**WORK TO DO**
Retype the records below exactly as they appear.

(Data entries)
________________________________________

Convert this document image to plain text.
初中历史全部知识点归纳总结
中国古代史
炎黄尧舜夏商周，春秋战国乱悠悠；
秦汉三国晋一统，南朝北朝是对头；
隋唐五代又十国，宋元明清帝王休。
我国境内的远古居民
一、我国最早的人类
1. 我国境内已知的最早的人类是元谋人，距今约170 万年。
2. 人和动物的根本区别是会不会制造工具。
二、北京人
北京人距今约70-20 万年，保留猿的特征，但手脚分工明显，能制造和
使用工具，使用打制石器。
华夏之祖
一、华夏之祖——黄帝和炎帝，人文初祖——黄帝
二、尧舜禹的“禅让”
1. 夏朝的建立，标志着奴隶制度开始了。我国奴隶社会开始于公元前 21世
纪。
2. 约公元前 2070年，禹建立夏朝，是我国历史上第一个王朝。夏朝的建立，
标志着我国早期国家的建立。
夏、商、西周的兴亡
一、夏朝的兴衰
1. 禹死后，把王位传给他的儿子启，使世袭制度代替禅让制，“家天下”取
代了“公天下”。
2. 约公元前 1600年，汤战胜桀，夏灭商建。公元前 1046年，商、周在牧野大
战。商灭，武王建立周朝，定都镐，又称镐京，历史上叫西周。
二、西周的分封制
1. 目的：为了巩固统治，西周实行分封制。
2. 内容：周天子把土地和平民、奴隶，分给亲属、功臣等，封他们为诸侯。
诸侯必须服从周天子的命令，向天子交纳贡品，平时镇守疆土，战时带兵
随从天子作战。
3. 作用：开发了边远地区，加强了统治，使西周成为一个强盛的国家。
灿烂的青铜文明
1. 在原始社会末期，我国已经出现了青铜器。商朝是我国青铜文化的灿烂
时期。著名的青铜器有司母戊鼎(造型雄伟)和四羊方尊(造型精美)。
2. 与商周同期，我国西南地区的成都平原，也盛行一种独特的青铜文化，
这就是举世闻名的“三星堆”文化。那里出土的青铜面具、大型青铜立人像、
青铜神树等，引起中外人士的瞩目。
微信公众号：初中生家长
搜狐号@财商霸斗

________________________________________

**SOLUTION**
Convert this document image to plain text.
初中历史全部知识点归纳总结
中国古代史
炎黄尧舜夏商周，春秋战国乱悠悠；
秦汉三国晋一统，南朝北朝是对头；
隋唐五代又十国，宋元明清帝王休。
我国境内的远古居民
一、我国最早的人类
1. 我国境内已知的最早的人类是元谋人，距今约170 万年。
2. 人和动物的根本区别是会不会制造工具。
二、北京人
北京人距今约70-20 万年，保留猿的特征，但手脚分工明显，能制造和
使用工具，使用打制石器。
华夏之祖
一、华夏之祖——黄帝和炎帝，人文初祖——黄帝
二、尧舜禹的“禅让”
1. 夏朝的建立，标志着奴隶制度开始了。我国奴隶社会开始于公元前 21世
纪。
2. 约公元前 2070年，禹建立夏朝，是我国历史上第一个王朝。夏朝的建立，
标志着我国早期国家的建立。
夏、商、西周的兴亡
一、夏朝的兴衰
1. 禹死后，把王位传给他的儿子启，使世袭制度代替禅让制，“家天下”取
代了“公天下”。
2. 约公元前 1600年，汤战胜桀，夏灭商建。公元前 1046年，商、周在牧野大
战。商灭，武王建立周朝，定都镐，又称镐京，历史上叫西周。
二、西周的分封制
1. 目的：为了巩固统治，西周实行分封制。
2. 内容：周天子把土地和平民、奴隶，分给亲属、功臣等，封他们为诸侯。
诸侯必须服从周天子的命令，向天子交纳贡品，平时镇守疆土，战时带兵
随从天子作战。
3. 作用：开发了边远地区，加强了统治，使西周成为一个强盛的国家。
灿烂的青铜文明
1. 在原始社会末期，我国已经出现了青铜器。商朝是我国青铜文化的灿烂
时期。著名的青铜器有司母戊鼎(造型雄伟)和四羊方尊(造型精美)。
2. 与商周同期，我国西南地区的成都平原，也盛行一种独特的青铜文化，
这就是举世闻名的“三星堆”文化。那里出土的青铜面具、大型青铜立人像、
青铜神树等，引起中外人士的瞩目。
微信公众号：初中生家长
搜狐号@财商霸斗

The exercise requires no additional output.